# Problem requirements
Write out each line exactly as given. Leave the pictures out of your copy.

--- begin ---

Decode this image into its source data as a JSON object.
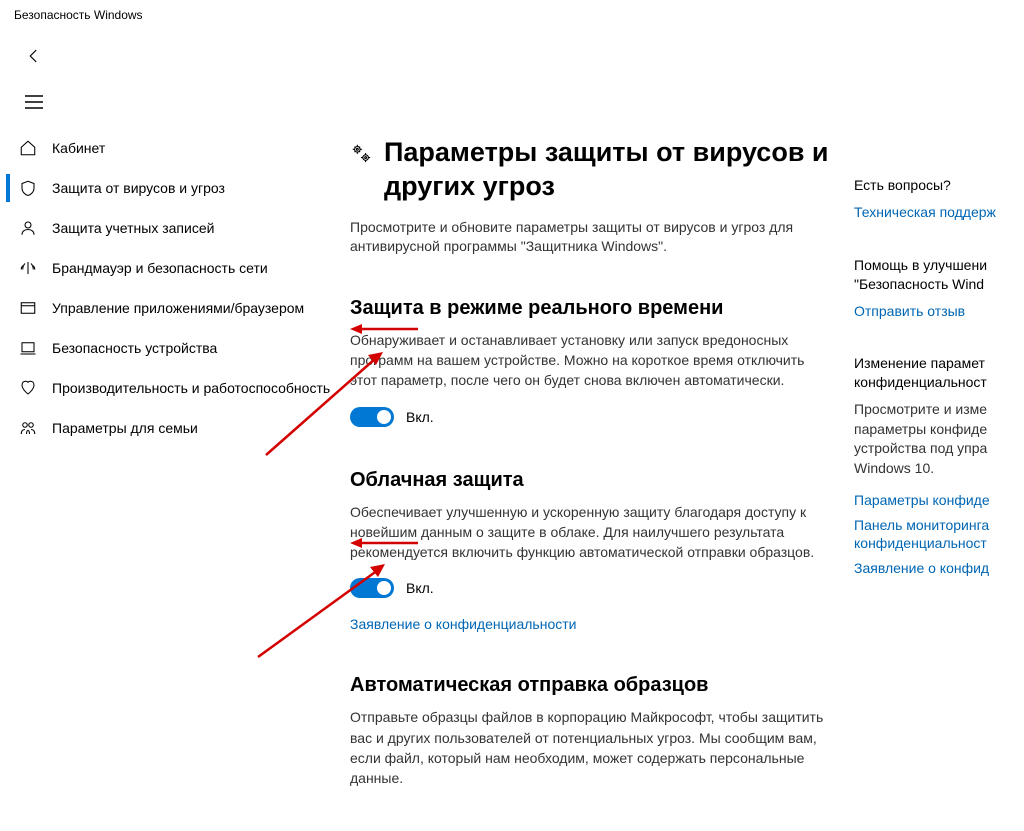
{
  "window_title": "Безопасность Windows",
  "sidebar": {
    "items": [
      {
        "label": "Кабинет",
        "icon": "home"
      },
      {
        "label": "Защита от вирусов и угроз",
        "icon": "shield",
        "active": true
      },
      {
        "label": "Защита учетных записей",
        "icon": "person"
      },
      {
        "label": "Брандмауэр и безопасность сети",
        "icon": "signal"
      },
      {
        "label": "Управление приложениями/браузером",
        "icon": "window"
      },
      {
        "label": "Безопасность устройства",
        "icon": "device"
      },
      {
        "label": "Производительность и работоспособность",
        "icon": "heart"
      },
      {
        "label": "Параметры для семьи",
        "icon": "family"
      }
    ]
  },
  "page": {
    "title": "Параметры защиты от вирусов и других угроз",
    "description": "Просмотрите и обновите параметры защиты от вирусов и угроз для антивирусной программы \"Защитника Windows\"."
  },
  "sections": [
    {
      "title": "Защита в режиме реального времени",
      "desc": "Обнаруживает и останавливает установку или запуск вредоносных программ на вашем устройстве. Можно на короткое время отключить этот параметр, после чего он будет снова включен автоматически.",
      "toggle_state": "Вкл."
    },
    {
      "title": "Облачная защита",
      "desc": "Обеспечивает улучшенную и ускоренную защиту благодаря доступу к новейшим данным о защите в облаке. Для наилучшего результата рекомендуется включить функцию автоматической отправки образцов.",
      "toggle_state": "Вкл.",
      "link": "Заявление о конфиденциальности"
    },
    {
      "title": "Автоматическая отправка образцов",
      "desc": "Отправьте образцы файлов в корпорацию Майкрософт, чтобы защитить вас и других пользователей от потенциальных угроз. Мы сообщим вам, если файл, который нам необходим, может содержать персональные данные."
    }
  ],
  "right": {
    "questions_title": "Есть вопросы?",
    "questions_link": "Техническая поддерж",
    "feedback_title": "Помощь в улучшени \"Безопасность Wind",
    "feedback_link": "Отправить отзыв",
    "privacy_title": "Изменение парамет конфиденциальност",
    "privacy_text": "Просмотрите и изме параметры конфиде устройства под упра Windows 10.",
    "privacy_links": [
      "Параметры конфиде",
      "Панель мониторинга конфиденциальност",
      "Заявление о конфид"
    ]
  }
}
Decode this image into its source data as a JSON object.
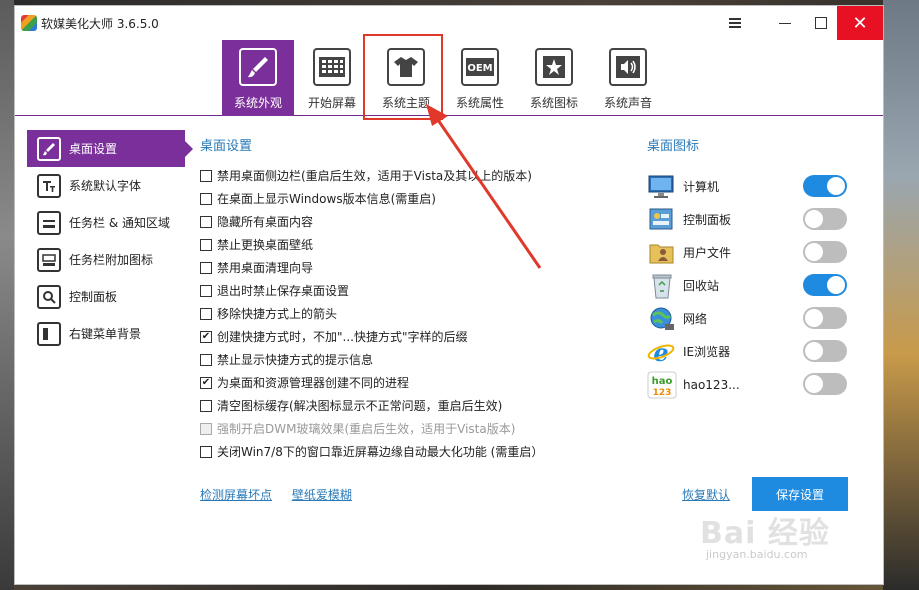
{
  "window": {
    "title": "软媒美化大师 3.6.5.0",
    "close_label": "✕"
  },
  "tabs": [
    {
      "label": "系统外观",
      "icon": "brush-icon",
      "active": true
    },
    {
      "label": "开始屏幕",
      "icon": "start-screen-icon",
      "active": false
    },
    {
      "label": "系统主题",
      "icon": "tshirt-icon",
      "active": false
    },
    {
      "label": "系统属性",
      "icon": "oem-icon",
      "active": false
    },
    {
      "label": "系统图标",
      "icon": "star-icon",
      "active": false
    },
    {
      "label": "系统声音",
      "icon": "speaker-icon",
      "active": false
    }
  ],
  "tab_oem_text": "OEM",
  "sidebar": {
    "items": [
      {
        "label": "桌面设置",
        "icon": "brush-icon",
        "active": true
      },
      {
        "label": "系统默认字体",
        "icon": "font-icon",
        "active": false
      },
      {
        "label": "任务栏 & 通知区域",
        "icon": "taskbar-icon",
        "active": false
      },
      {
        "label": "任务栏附加图标",
        "icon": "taskbar-extra-icon",
        "active": false
      },
      {
        "label": "控制面板",
        "icon": "control-panel-icon",
        "active": false
      },
      {
        "label": "右键菜单背景",
        "icon": "context-menu-icon",
        "active": false
      }
    ]
  },
  "desktop_settings": {
    "title": "桌面设置",
    "options": [
      {
        "label": "禁用桌面侧边栏(重启后生效，适用于Vista及其以上的版本)",
        "checked": false,
        "disabled": false
      },
      {
        "label": "在桌面上显示Windows版本信息(需重启)",
        "checked": false,
        "disabled": false
      },
      {
        "label": "隐藏所有桌面内容",
        "checked": false,
        "disabled": false
      },
      {
        "label": "禁止更换桌面壁纸",
        "checked": false,
        "disabled": false
      },
      {
        "label": "禁用桌面清理向导",
        "checked": false,
        "disabled": false
      },
      {
        "label": "退出时禁止保存桌面设置",
        "checked": false,
        "disabled": false
      },
      {
        "label": "移除快捷方式上的箭头",
        "checked": false,
        "disabled": false
      },
      {
        "label": "创建快捷方式时，不加\"...快捷方式\"字样的后缀",
        "checked": true,
        "disabled": false
      },
      {
        "label": "禁止显示快捷方式的提示信息",
        "checked": false,
        "disabled": false
      },
      {
        "label": "为桌面和资源管理器创建不同的进程",
        "checked": true,
        "disabled": false
      },
      {
        "label": "清空图标缓存(解决图标显示不正常问题，重启后生效)",
        "checked": false,
        "disabled": false
      },
      {
        "label": "强制开启DWM玻璃效果(重启后生效，适用于Vista版本)",
        "checked": false,
        "disabled": true
      },
      {
        "label": "关闭Win7/8下的窗口靠近屏幕边缘自动最大化功能 (需重启）",
        "checked": false,
        "disabled": false
      }
    ],
    "check_mark": "✔"
  },
  "desktop_icons": {
    "title": "桌面图标",
    "items": [
      {
        "label": "计算机",
        "icon": "computer-icon",
        "on": true
      },
      {
        "label": "控制面板",
        "icon": "control-panel-icon",
        "on": false
      },
      {
        "label": "用户文件",
        "icon": "user-folder-icon",
        "on": false
      },
      {
        "label": "回收站",
        "icon": "recycle-bin-icon",
        "on": true
      },
      {
        "label": "网络",
        "icon": "network-icon",
        "on": false
      },
      {
        "label": "IE浏览器",
        "icon": "ie-icon",
        "on": false
      },
      {
        "label": "hao123...",
        "icon": "hao123-icon",
        "on": false
      }
    ],
    "hao_text_top": "hao",
    "hao_text_bottom": "123",
    "ie_letter": "e"
  },
  "footer": {
    "detect_link": "检测屏幕坏点",
    "wallpaper_link": "壁纸爱模糊",
    "restore_link": "恢复默认",
    "save_button": "保存设置"
  },
  "watermark": {
    "text": "Bai  经验",
    "sub": "jingyan.baidu.com"
  },
  "colors": {
    "accent_purple": "#7b2f9a",
    "toggle_on": "#1f8be0",
    "link_blue": "#2a7ab8",
    "highlight_red": "#e0392b"
  }
}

--- end ---

# Expected answer
Decode this image into its source data as a JSON object.
{
  "window_title": "Безопасность Windows",
  "sidebar": {
    "items": [
      {
        "label": "Кабинет",
        "icon": "home"
      },
      {
        "label": "Защита от вирусов и угроз",
        "icon": "shield",
        "active": true
      },
      {
        "label": "Защита учетных записей",
        "icon": "person"
      },
      {
        "label": "Брандмауэр и безопасность сети",
        "icon": "signal"
      },
      {
        "label": "Управление приложениями/браузером",
        "icon": "window"
      },
      {
        "label": "Безопасность устройства",
        "icon": "device"
      },
      {
        "label": "Производительность и работоспособность",
        "icon": "heart"
      },
      {
        "label": "Параметры для семьи",
        "icon": "family"
      }
    ]
  },
  "page": {
    "title": "Параметры защиты от вирусов и других угроз",
    "description": "Просмотрите и обновите параметры защиты от вирусов и угроз для антивирусной программы \"Защитника Windows\"."
  },
  "sections": [
    {
      "title": "Защита в режиме реального времени",
      "desc": "Обнаруживает и останавливает установку или запуск вредоносных программ на вашем устройстве. Можно на короткое время отключить этот параметр, после чего он будет снова включен автоматически.",
      "toggle_state": "Вкл."
    },
    {
      "title": "Облачная защита",
      "desc": "Обеспечивает улучшенную и ускоренную защиту благодаря доступу к новейшим данным о защите в облаке. Для наилучшего результата рекомендуется включить функцию автоматической отправки образцов.",
      "toggle_state": "Вкл.",
      "link": "Заявление о конфиденциальности"
    },
    {
      "title": "Автоматическая отправка образцов",
      "desc": "Отправьте образцы файлов в корпорацию Майкрософт, чтобы защитить вас и других пользователей от потенциальных угроз. Мы сообщим вам, если файл, который нам необходим, может содержать персональные данные."
    }
  ],
  "right": {
    "questions_title": "Есть вопросы?",
    "questions_link": "Техническая поддерж",
    "feedback_title": "Помощь в улучшени \"Безопасность Wind",
    "feedback_link": "Отправить отзыв",
    "privacy_title": "Изменение парамет конфиденциальност",
    "privacy_text": "Просмотрите и изме параметры конфиде устройства под упра Windows 10.",
    "privacy_links": [
      "Параметры конфиде",
      "Панель мониторинга конфиденциальност",
      "Заявление о конфид"
    ]
  }
}
Decode this image into its source data as a JSON object.
{
  "window": {
    "title": "软媒美化大师 3.6.5.0",
    "close_label": "✕"
  },
  "tabs": [
    {
      "label": "系统外观",
      "icon": "brush-icon",
      "active": true
    },
    {
      "label": "开始屏幕",
      "icon": "start-screen-icon",
      "active": false
    },
    {
      "label": "系统主题",
      "icon": "tshirt-icon",
      "active": false
    },
    {
      "label": "系统属性",
      "icon": "oem-icon",
      "active": false
    },
    {
      "label": "系统图标",
      "icon": "star-icon",
      "active": false
    },
    {
      "label": "系统声音",
      "icon": "speaker-icon",
      "active": false
    }
  ],
  "tab_oem_text": "OEM",
  "sidebar": {
    "items": [
      {
        "label": "桌面设置",
        "icon": "brush-icon",
        "active": true
      },
      {
        "label": "系统默认字体",
        "icon": "font-icon",
        "active": false
      },
      {
        "label": "任务栏 & 通知区域",
        "icon": "taskbar-icon",
        "active": false
      },
      {
        "label": "任务栏附加图标",
        "icon": "taskbar-extra-icon",
        "active": false
      },
      {
        "label": "控制面板",
        "icon": "control-panel-icon",
        "active": false
      },
      {
        "label": "右键菜单背景",
        "icon": "context-menu-icon",
        "active": false
      }
    ]
  },
  "desktop_settings": {
    "title": "桌面设置",
    "options": [
      {
        "label": "禁用桌面侧边栏(重启后生效，适用于Vista及其以上的版本)",
        "checked": false,
        "disabled": false
      },
      {
        "label": "在桌面上显示Windows版本信息(需重启)",
        "checked": false,
        "disabled": false
      },
      {
        "label": "隐藏所有桌面内容",
        "checked": false,
        "disabled": false
      },
      {
        "label": "禁止更换桌面壁纸",
        "checked": false,
        "disabled": false
      },
      {
        "label": "禁用桌面清理向导",
        "checked": false,
        "disabled": false
      },
      {
        "label": "退出时禁止保存桌面设置",
        "checked": false,
        "disabled": false
      },
      {
        "label": "移除快捷方式上的箭头",
        "checked": false,
        "disabled": false
      },
      {
        "label": "创建快捷方式时，不加\"...快捷方式\"字样的后缀",
        "checked": true,
        "disabled": false
      },
      {
        "label": "禁止显示快捷方式的提示信息",
        "checked": false,
        "disabled": false
      },
      {
        "label": "为桌面和资源管理器创建不同的进程",
        "checked": true,
        "disabled": false
      },
      {
        "label": "清空图标缓存(解决图标显示不正常问题，重启后生效)",
        "checked": false,
        "disabled": false
      },
      {
        "label": "强制开启DWM玻璃效果(重启后生效，适用于Vista版本)",
        "checked": false,
        "disabled": true
      },
      {
        "label": "关闭Win7/8下的窗口靠近屏幕边缘自动最大化功能 (需重启）",
        "checked": false,
        "disabled": false
      }
    ],
    "check_mark": "✔"
  },
  "desktop_icons": {
    "title": "桌面图标",
    "items": [
      {
        "label": "计算机",
        "icon": "computer-icon",
        "on": true
      },
      {
        "label": "控制面板",
        "icon": "control-panel-icon",
        "on": false
      },
      {
        "label": "用户文件",
        "icon": "user-folder-icon",
        "on": false
      },
      {
        "label": "回收站",
        "icon": "recycle-bin-icon",
        "on": true
      },
      {
        "label": "网络",
        "icon": "network-icon",
        "on": false
      },
      {
        "label": "IE浏览器",
        "icon": "ie-icon",
        "on": false
      },
      {
        "label": "hao123...",
        "icon": "hao123-icon",
        "on": false
      }
    ],
    "hao_text_top": "hao",
    "hao_text_bottom": "123",
    "ie_letter": "e"
  },
  "footer": {
    "detect_link": "检测屏幕坏点",
    "wallpaper_link": "壁纸爱模糊",
    "restore_link": "恢复默认",
    "save_button": "保存设置"
  },
  "watermark": {
    "text": "Bai  经验",
    "sub": "jingyan.baidu.com"
  },
  "colors": {
    "accent_purple": "#7b2f9a",
    "toggle_on": "#1f8be0",
    "link_blue": "#2a7ab8",
    "highlight_red": "#e0392b"
  }
}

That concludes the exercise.